— Start Dataset entries —

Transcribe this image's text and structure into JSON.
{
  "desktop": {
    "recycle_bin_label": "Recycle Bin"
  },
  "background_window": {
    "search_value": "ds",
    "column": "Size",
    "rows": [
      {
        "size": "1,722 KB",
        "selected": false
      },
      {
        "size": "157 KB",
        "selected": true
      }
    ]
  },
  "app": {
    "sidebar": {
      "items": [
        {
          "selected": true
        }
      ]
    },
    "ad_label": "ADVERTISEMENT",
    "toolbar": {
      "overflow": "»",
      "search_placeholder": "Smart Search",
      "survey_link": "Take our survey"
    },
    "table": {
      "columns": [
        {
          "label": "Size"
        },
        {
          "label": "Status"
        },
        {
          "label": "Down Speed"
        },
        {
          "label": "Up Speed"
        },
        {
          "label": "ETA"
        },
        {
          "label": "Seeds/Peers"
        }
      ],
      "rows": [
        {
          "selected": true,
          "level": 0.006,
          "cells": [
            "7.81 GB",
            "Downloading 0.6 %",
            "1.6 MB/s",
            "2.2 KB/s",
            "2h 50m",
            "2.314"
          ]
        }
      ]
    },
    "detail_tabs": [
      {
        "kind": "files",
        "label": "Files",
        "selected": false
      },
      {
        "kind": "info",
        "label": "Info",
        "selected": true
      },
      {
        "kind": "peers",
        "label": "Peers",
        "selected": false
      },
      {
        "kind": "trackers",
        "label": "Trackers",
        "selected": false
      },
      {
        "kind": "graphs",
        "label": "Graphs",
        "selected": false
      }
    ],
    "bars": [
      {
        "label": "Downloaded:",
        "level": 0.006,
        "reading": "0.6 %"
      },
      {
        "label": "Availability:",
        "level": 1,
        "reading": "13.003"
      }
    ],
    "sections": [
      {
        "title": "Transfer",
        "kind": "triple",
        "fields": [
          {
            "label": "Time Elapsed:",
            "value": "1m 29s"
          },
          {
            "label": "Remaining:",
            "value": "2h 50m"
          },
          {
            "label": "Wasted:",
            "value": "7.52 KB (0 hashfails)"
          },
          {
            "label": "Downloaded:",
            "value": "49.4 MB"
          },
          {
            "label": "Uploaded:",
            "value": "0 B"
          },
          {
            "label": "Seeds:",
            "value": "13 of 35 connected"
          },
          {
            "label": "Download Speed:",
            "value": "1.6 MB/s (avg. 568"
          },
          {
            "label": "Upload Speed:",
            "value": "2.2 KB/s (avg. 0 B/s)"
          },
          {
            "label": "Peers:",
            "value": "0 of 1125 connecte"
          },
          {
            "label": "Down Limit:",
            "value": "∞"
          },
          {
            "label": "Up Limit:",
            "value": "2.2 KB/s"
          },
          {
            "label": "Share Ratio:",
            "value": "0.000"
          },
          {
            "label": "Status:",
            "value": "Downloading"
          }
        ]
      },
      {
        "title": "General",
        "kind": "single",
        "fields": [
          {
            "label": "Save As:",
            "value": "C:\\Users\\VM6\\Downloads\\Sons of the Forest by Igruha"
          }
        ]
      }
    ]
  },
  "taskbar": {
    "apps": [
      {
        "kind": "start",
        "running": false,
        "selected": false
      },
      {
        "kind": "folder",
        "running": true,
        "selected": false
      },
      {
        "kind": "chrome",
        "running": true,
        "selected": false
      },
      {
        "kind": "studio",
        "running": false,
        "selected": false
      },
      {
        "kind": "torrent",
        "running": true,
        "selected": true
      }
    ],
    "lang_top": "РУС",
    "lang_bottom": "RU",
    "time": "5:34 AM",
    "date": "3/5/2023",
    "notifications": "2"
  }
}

— End Dataset entries —

■ Task prompt ■
Repeat the records above exactly as they appear.

■ Result of the task ■
Transcribe this image's text and structure into JSON.
{
  "desktop": {
    "recycle_bin_label": "Recycle Bin"
  },
  "background_window": {
    "search_value": "ds",
    "column": "Size",
    "rows": [
      {
        "size": "1,722 KB",
        "selected": false
      },
      {
        "size": "157 KB",
        "selected": true
      }
    ]
  },
  "app": {
    "sidebar": {
      "items": [
        {
          "selected": true
        }
      ]
    },
    "ad_label": "ADVERTISEMENT",
    "toolbar": {
      "overflow": "»",
      "search_placeholder": "Smart Search",
      "survey_link": "Take our survey"
    },
    "table": {
      "columns": [
        {
          "label": "Size"
        },
        {
          "label": "Status"
        },
        {
          "label": "Down Speed"
        },
        {
          "label": "Up Speed"
        },
        {
          "label": "ETA"
        },
        {
          "label": "Seeds/Peers"
        }
      ],
      "rows": [
        {
          "selected": true,
          "level": 0.006,
          "cells": [
            "7.81 GB",
            "Downloading 0.6 %",
            "1.6 MB/s",
            "2.2 KB/s",
            "2h 50m",
            "2.314"
          ]
        }
      ]
    },
    "detail_tabs": [
      {
        "kind": "files",
        "label": "Files",
        "selected": false
      },
      {
        "kind": "info",
        "label": "Info",
        "selected": true
      },
      {
        "kind": "peers",
        "label": "Peers",
        "selected": false
      },
      {
        "kind": "trackers",
        "label": "Trackers",
        "selected": false
      },
      {
        "kind": "graphs",
        "label": "Graphs",
        "selected": false
      }
    ],
    "bars": [
      {
        "label": "Downloaded:",
        "level": 0.006,
        "reading": "0.6 %"
      },
      {
        "label": "Availability:",
        "level": 1,
        "reading": "13.003"
      }
    ],
    "sections": [
      {
        "title": "Transfer",
        "kind": "triple",
        "fields": [
          {
            "label": "Time Elapsed:",
            "value": "1m 29s"
          },
          {
            "label": "Remaining:",
            "value": "2h 50m"
          },
          {
            "label": "Wasted:",
            "value": "7.52 KB (0 hashfails)"
          },
          {
            "label": "Downloaded:",
            "value": "49.4 MB"
          },
          {
            "label": "Uploaded:",
            "value": "0 B"
          },
          {
            "label": "Seeds:",
            "value": "13 of 35 connected"
          },
          {
            "label": "Download Speed:",
            "value": "1.6 MB/s (avg. 568"
          },
          {
            "label": "Upload Speed:",
            "value": "2.2 KB/s (avg. 0 B/s)"
          },
          {
            "label": "Peers:",
            "value": "0 of 1125 connecte"
          },
          {
            "label": "Down Limit:",
            "value": "∞"
          },
          {
            "label": "Up Limit:",
            "value": "2.2 KB/s"
          },
          {
            "label": "Share Ratio:",
            "value": "0.000"
          },
          {
            "label": "Status:",
            "value": "Downloading"
          }
        ]
      },
      {
        "title": "General",
        "kind": "single",
        "fields": [
          {
            "label": "Save As:",
            "value": "C:\\Users\\VM6\\Downloads\\Sons of the Forest by Igruha"
          }
        ]
      }
    ]
  },
  "taskbar": {
    "apps": [
      {
        "kind": "start",
        "running": false,
        "selected": false
      },
      {
        "kind": "folder",
        "running": true,
        "selected": false
      },
      {
        "kind": "chrome",
        "running": true,
        "selected": false
      },
      {
        "kind": "studio",
        "running": false,
        "selected": false
      },
      {
        "kind": "torrent",
        "running": true,
        "selected": true
      }
    ],
    "lang_top": "РУС",
    "lang_bottom": "RU",
    "time": "5:34 AM",
    "date": "3/5/2023",
    "notifications": "2"
  }
}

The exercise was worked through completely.